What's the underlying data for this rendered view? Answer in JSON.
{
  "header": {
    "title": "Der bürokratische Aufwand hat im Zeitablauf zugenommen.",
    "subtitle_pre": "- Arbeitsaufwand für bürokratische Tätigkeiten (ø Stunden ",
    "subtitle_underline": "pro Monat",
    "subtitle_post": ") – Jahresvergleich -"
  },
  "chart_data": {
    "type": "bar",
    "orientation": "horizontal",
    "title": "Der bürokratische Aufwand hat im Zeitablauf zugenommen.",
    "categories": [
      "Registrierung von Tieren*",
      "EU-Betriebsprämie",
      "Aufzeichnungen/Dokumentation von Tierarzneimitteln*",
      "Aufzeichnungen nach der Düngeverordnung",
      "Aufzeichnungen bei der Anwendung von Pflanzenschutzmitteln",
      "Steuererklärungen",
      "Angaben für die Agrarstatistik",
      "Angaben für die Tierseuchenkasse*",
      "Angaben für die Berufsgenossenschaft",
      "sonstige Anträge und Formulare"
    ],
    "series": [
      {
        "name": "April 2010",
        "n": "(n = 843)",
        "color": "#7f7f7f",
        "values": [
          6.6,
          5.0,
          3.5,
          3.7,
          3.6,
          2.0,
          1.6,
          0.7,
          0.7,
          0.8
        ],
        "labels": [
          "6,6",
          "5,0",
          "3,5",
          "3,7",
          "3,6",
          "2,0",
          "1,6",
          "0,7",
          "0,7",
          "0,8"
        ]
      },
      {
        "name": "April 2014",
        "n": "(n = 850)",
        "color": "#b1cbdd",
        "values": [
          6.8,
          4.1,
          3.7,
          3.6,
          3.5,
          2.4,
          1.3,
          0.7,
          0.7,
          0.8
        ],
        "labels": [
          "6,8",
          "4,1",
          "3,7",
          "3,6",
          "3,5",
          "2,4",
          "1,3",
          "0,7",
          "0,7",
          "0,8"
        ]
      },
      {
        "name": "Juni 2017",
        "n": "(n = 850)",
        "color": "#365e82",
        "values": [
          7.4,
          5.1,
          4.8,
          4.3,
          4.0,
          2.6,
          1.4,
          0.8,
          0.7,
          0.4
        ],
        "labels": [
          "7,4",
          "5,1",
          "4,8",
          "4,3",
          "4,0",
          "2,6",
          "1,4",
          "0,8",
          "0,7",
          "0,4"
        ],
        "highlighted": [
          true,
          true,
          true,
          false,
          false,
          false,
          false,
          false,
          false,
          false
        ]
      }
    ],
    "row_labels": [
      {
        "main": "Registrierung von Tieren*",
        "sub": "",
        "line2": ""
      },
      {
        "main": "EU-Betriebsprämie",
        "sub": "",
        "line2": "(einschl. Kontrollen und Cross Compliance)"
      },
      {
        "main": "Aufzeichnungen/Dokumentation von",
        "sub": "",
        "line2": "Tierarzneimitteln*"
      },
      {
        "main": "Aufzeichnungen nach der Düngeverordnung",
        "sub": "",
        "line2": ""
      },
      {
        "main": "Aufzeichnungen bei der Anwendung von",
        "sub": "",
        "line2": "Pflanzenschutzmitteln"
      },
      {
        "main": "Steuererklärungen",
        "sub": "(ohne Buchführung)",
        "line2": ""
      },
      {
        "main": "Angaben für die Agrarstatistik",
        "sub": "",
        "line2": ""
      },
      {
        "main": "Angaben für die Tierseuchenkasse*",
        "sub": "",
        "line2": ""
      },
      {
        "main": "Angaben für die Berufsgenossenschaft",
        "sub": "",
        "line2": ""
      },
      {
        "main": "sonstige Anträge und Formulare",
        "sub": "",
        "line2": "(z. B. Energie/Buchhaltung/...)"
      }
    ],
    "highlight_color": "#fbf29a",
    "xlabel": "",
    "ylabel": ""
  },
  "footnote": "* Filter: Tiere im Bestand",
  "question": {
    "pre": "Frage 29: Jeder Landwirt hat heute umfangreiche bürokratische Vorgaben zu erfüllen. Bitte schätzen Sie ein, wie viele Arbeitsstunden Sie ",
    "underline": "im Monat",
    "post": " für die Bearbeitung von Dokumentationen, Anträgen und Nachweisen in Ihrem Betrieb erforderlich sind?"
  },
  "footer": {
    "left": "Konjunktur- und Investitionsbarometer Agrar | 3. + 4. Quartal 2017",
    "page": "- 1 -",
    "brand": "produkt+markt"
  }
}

════════════════

- _EXERCISE INSTRUCTIONS_
Which of the lines above mention the word "Aufzeichnungen"? Pull those lines out.

- _EXERCISE OUTPUT_
      "Aufzeichnungen/Dokumentation von Tierarzneimitteln*",
      "Aufzeichnungen nach der Düngeverordnung",
      "Aufzeichnungen bei der Anwendung von Pflanzenschutzmitteln",
        "main": "Aufzeichnungen/Dokumentation von",
        "main": "Aufzeichnungen nach der Düngeverordnung",
        "main": "Aufzeichnungen bei der Anwendung von",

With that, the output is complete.